§ **Problem details**:
Echo the lines starting at the one containing "Identify all the" and ending at the one containing "524, 228, 565]", both included.

§ **Input records**:
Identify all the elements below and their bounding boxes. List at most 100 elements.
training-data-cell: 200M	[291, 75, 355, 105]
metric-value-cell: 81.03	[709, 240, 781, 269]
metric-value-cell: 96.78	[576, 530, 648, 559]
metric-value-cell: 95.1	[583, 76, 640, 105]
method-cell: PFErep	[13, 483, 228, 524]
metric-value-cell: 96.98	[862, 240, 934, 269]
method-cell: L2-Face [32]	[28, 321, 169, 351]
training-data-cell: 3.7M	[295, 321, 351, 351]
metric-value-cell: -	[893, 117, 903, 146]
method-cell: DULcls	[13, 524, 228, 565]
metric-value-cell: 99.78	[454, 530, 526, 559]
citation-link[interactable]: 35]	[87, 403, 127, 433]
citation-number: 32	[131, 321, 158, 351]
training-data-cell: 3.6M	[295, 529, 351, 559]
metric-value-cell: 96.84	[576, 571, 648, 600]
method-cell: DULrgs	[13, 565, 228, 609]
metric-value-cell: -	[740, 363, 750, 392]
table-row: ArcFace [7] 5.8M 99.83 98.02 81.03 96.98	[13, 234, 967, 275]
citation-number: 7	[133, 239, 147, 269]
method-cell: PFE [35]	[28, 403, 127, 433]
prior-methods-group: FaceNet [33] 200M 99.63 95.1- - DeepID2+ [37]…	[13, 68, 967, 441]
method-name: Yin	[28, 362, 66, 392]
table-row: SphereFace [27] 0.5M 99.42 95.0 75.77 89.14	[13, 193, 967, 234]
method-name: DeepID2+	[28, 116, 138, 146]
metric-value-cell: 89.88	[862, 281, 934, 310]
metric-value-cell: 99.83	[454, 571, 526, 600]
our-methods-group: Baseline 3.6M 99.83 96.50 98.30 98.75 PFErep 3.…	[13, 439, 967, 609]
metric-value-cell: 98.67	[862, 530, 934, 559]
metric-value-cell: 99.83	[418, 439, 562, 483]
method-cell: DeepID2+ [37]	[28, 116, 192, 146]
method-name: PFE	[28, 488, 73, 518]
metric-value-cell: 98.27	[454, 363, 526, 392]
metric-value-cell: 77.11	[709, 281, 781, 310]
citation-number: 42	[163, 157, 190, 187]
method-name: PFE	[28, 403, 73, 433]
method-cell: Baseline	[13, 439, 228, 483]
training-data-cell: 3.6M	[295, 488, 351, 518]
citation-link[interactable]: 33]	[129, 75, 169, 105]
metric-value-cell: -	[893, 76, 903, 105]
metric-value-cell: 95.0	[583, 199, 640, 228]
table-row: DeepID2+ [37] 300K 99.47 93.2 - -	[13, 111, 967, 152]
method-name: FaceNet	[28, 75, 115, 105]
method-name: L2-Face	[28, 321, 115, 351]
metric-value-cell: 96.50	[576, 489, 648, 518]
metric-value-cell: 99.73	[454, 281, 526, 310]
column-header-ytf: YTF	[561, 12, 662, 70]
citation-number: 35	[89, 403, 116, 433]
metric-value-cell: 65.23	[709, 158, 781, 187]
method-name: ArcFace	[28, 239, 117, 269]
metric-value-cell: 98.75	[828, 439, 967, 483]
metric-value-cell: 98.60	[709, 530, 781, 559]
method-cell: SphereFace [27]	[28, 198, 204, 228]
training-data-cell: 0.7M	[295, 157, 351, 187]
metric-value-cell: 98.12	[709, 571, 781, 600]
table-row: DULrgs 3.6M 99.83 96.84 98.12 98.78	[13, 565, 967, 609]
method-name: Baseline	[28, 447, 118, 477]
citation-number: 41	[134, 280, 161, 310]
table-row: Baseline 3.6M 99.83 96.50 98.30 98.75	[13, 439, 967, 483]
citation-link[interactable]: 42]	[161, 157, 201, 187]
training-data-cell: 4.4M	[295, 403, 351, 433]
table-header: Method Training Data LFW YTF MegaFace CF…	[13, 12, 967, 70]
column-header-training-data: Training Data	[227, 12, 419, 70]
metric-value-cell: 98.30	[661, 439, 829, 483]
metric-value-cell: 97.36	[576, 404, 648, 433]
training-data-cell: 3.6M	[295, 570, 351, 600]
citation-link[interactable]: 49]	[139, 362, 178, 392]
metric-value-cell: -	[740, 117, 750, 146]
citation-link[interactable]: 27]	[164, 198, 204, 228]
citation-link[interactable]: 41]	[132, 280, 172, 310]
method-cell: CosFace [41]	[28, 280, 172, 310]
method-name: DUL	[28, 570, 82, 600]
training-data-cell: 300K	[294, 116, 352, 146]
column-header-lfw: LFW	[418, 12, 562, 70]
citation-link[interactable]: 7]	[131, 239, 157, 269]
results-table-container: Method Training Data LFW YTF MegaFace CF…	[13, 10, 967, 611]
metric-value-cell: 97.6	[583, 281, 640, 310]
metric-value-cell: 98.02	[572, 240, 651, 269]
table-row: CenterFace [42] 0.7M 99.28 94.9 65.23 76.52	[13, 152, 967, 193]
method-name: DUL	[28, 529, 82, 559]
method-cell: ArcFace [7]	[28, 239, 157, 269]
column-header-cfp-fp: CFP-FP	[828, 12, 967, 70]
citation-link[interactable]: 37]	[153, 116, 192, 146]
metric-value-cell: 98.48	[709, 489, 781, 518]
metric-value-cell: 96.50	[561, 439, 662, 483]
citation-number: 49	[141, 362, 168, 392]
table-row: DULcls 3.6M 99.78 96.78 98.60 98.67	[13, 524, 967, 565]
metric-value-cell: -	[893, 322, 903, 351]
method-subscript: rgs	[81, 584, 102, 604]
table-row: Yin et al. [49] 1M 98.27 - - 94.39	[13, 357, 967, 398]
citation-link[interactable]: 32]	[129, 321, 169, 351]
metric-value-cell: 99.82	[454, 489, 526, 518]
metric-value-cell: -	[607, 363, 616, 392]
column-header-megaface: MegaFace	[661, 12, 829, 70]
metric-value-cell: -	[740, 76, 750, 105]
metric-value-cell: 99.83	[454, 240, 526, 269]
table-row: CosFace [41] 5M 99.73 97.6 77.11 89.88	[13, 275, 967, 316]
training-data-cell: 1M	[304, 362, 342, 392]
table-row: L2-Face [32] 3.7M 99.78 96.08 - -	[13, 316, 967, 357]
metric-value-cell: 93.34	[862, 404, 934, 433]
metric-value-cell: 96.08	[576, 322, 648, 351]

...

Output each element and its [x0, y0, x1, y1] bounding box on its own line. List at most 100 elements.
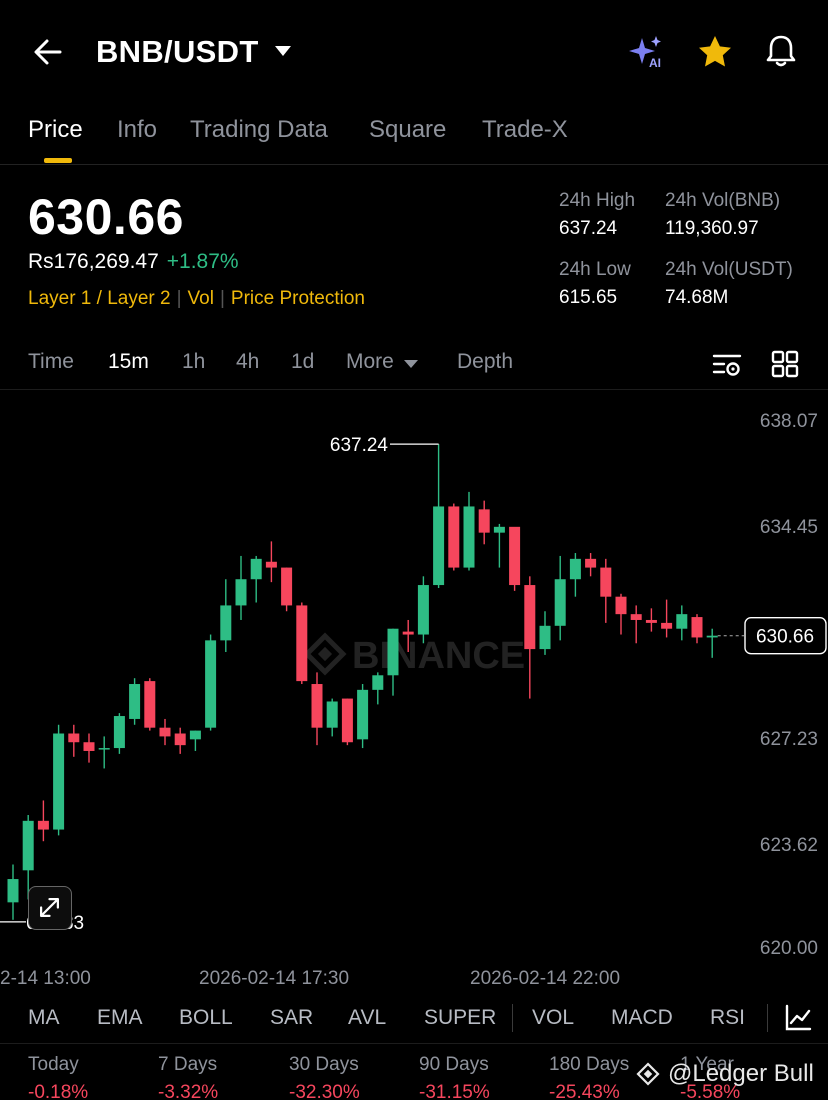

§ **Final answer**:
Identify all the elements below and their bounding boxes. List at most 100 elements.
training-data-cell: 200M	[291, 75, 355, 105]
metric-value-cell: 81.03	[709, 240, 781, 269]
metric-value-cell: 96.78	[576, 530, 648, 559]
metric-value-cell: 95.1	[583, 76, 640, 105]
method-cell: PFErep	[13, 483, 228, 524]
metric-value-cell: 96.98	[862, 240, 934, 269]
method-cell: L2-Face [32]	[28, 321, 169, 351]
training-data-cell: 3.7M	[295, 321, 351, 351]
metric-value-cell: -	[893, 117, 903, 146]
method-cell: DULcls	[13, 524, 228, 565]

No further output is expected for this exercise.